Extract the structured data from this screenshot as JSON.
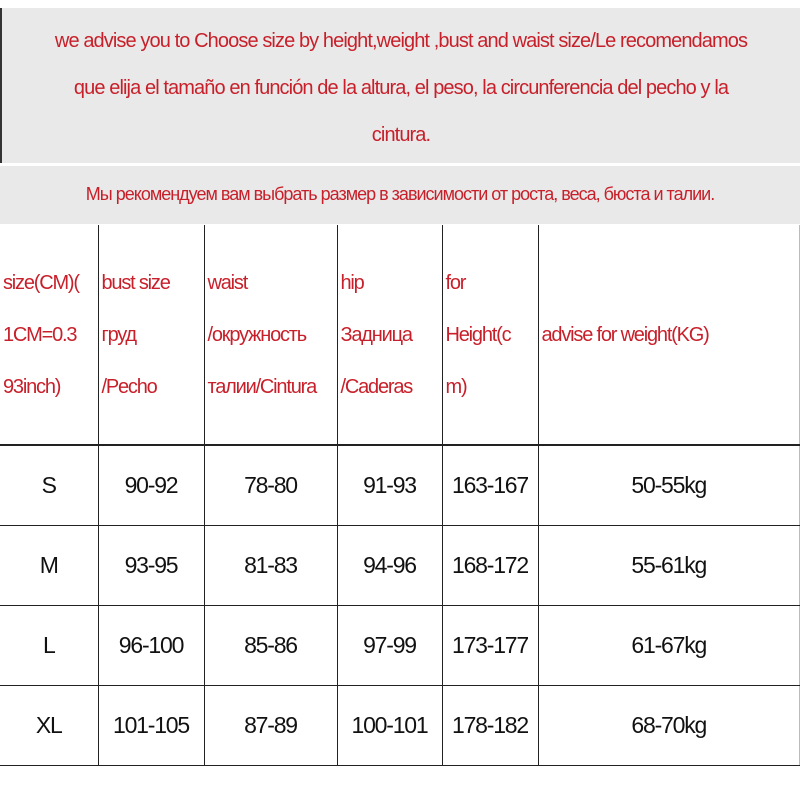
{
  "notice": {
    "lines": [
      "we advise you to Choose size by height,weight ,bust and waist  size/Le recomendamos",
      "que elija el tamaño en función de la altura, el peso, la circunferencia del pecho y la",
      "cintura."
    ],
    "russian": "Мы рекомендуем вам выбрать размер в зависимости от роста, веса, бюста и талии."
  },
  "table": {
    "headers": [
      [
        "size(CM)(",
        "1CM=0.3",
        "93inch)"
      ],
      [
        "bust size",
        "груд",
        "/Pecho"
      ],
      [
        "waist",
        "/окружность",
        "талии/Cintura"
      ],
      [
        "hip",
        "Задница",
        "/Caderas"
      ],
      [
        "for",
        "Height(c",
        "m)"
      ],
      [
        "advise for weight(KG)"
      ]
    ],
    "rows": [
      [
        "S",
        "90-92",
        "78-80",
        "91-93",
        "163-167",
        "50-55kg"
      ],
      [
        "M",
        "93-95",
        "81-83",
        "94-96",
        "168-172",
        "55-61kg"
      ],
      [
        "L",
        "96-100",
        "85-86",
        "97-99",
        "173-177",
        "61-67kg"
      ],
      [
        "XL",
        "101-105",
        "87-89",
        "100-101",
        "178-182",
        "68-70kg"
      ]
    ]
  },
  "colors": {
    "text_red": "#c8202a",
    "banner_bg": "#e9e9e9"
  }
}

******************************

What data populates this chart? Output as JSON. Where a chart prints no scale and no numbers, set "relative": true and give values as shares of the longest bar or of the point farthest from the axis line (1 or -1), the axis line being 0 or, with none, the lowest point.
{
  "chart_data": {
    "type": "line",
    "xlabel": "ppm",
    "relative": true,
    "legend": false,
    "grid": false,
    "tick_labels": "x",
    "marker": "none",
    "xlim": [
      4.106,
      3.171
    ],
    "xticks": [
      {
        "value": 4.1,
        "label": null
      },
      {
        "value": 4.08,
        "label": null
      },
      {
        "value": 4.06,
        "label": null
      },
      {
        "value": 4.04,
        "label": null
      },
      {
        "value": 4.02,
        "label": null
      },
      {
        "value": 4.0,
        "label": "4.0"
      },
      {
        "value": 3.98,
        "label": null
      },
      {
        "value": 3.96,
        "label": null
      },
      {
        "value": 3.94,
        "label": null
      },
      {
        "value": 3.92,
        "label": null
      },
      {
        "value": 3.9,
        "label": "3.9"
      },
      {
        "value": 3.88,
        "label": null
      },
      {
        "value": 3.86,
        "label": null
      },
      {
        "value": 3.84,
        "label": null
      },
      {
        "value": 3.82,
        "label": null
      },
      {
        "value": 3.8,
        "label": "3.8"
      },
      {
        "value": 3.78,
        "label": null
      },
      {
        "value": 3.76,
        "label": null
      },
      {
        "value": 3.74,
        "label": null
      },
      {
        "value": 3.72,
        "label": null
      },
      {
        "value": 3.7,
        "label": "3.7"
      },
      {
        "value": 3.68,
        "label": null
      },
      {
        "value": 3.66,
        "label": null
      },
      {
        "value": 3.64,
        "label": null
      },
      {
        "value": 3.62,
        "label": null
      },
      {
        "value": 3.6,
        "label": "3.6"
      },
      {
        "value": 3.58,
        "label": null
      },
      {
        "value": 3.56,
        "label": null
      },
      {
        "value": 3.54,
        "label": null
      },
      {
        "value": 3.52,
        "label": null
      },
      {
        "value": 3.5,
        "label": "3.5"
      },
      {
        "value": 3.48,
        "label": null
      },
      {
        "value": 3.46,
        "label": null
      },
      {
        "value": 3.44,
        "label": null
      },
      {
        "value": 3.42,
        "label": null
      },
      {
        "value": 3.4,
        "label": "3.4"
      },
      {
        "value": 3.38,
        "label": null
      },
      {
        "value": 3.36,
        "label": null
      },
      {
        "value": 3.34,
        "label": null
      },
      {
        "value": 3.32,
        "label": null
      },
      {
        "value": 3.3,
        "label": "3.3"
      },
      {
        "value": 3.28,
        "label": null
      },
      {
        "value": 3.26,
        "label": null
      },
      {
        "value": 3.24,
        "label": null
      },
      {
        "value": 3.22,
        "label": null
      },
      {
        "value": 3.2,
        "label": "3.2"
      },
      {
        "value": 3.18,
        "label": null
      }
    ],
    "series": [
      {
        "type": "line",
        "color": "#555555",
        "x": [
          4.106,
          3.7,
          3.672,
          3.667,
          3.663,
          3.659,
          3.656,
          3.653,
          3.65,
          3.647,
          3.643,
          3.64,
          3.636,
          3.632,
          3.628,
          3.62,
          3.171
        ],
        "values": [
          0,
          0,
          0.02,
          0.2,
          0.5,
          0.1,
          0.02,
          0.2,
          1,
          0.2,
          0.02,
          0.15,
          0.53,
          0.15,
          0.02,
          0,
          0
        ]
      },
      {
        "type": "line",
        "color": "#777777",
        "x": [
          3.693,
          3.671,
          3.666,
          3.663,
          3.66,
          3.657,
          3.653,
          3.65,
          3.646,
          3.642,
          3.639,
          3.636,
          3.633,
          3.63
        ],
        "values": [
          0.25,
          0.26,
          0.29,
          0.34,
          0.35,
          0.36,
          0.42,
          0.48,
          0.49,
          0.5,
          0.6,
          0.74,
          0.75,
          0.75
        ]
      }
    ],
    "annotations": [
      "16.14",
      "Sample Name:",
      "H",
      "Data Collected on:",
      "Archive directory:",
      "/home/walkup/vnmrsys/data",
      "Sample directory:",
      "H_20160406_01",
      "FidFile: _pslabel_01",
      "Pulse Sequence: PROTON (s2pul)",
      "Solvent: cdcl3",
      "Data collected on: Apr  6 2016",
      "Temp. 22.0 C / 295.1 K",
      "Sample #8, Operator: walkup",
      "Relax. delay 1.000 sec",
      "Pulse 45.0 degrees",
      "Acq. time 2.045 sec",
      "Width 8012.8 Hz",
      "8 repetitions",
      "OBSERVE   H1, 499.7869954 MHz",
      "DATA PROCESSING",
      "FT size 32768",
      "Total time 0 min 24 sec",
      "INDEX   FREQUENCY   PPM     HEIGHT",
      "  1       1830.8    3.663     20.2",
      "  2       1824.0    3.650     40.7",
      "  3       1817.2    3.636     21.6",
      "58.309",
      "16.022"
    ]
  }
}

******************************

_Required task:_ Find all lines with "weight" in them and copy each one.

_Correct result:_
      "we advise you to Choose size by height,weight ,bust and waist  size/Le recomendamos",
        "advise for weight(KG)"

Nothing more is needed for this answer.